# [Exercise requirements]
Set down each record exactly as written.

(Some records)
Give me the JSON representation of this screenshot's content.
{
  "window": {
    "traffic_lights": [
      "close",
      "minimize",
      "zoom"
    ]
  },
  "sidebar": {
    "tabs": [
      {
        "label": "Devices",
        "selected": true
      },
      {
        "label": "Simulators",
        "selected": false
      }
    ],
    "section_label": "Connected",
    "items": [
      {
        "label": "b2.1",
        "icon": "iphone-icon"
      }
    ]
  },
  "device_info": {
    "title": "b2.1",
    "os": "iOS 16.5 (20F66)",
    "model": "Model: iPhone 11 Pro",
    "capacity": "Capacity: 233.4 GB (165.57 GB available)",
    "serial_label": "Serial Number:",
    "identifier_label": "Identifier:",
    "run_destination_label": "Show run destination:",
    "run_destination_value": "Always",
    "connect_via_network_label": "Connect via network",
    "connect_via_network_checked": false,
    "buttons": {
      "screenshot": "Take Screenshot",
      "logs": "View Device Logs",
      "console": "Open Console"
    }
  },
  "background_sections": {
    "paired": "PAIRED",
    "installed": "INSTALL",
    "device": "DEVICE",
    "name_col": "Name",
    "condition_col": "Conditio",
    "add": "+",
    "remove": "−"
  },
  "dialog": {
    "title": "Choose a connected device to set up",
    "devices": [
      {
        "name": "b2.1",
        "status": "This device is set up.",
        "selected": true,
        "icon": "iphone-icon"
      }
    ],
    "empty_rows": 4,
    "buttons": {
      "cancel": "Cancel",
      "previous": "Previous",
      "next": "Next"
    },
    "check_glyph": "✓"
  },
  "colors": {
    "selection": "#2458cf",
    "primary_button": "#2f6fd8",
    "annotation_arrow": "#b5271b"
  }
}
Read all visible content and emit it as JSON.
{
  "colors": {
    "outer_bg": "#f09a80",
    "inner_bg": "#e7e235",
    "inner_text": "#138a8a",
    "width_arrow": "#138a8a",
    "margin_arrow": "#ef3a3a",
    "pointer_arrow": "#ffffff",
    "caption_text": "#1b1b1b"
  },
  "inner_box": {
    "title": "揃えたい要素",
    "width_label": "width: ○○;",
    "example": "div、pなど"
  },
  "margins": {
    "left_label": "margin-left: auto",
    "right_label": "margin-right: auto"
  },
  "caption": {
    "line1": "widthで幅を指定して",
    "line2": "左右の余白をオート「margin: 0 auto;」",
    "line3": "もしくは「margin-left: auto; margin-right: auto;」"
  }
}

# [Written answer]
Give me the JSON representation of this screenshot's content.
{
  "window": {
    "traffic_lights": [
      "close",
      "minimize",
      "zoom"
    ]
  },
  "sidebar": {
    "tabs": [
      {
        "label": "Devices",
        "selected": true
      },
      {
        "label": "Simulators",
        "selected": false
      }
    ],
    "section_label": "Connected",
    "items": [
      {
        "label": "b2.1",
        "icon": "iphone-icon"
      }
    ]
  },
  "device_info": {
    "title": "b2.1",
    "os": "iOS 16.5 (20F66)",
    "model": "Model: iPhone 11 Pro",
    "capacity": "Capacity: 233.4 GB (165.57 GB available)",
    "serial_label": "Serial Number:",
    "identifier_label": "Identifier:",
    "run_destination_label": "Show run destination:",
    "run_destination_value": "Always",
    "connect_via_network_label": "Connect via network",
    "connect_via_network_checked": false,
    "buttons": {
      "screenshot": "Take Screenshot",
      "logs": "View Device Logs",
      "console": "Open Console"
    }
  },
  "background_sections": {
    "paired": "PAIRED",
    "installed": "INSTALL",
    "device": "DEVICE",
    "name_col": "Name",
    "condition_col": "Conditio",
    "add": "+",
    "remove": "−"
  },
  "dialog": {
    "title": "Choose a connected device to set up",
    "devices": [
      {
        "name": "b2.1",
        "status": "This device is set up.",
        "selected": true,
        "icon": "iphone-icon"
      }
    ],
    "empty_rows": 4,
    "buttons": {
      "cancel": "Cancel",
      "previous": "Previous",
      "next": "Next"
    },
    "check_glyph": "✓"
  },
  "colors": {
    "selection": "#2458cf",
    "primary_button": "#2f6fd8",
    "annotation_arrow": "#b5271b"
  }
}
Read all visible content and emit it as JSON.
{
  "colors": {
    "outer_bg": "#f09a80",
    "inner_bg": "#e7e235",
    "inner_text": "#138a8a",
    "width_arrow": "#138a8a",
    "margin_arrow": "#ef3a3a",
    "pointer_arrow": "#ffffff",
    "caption_text": "#1b1b1b"
  },
  "inner_box": {
    "title": "揃えたい要素",
    "width_label": "width: ○○;",
    "example": "div、pなど"
  },
  "margins": {
    "left_label": "margin-left: auto",
    "right_label": "margin-right: auto"
  },
  "caption": {
    "line1": "widthで幅を指定して",
    "line2": "左右の余白をオート「margin: 0 auto;」",
    "line3": "もしくは「margin-left: auto; margin-right: auto;」"
  }
}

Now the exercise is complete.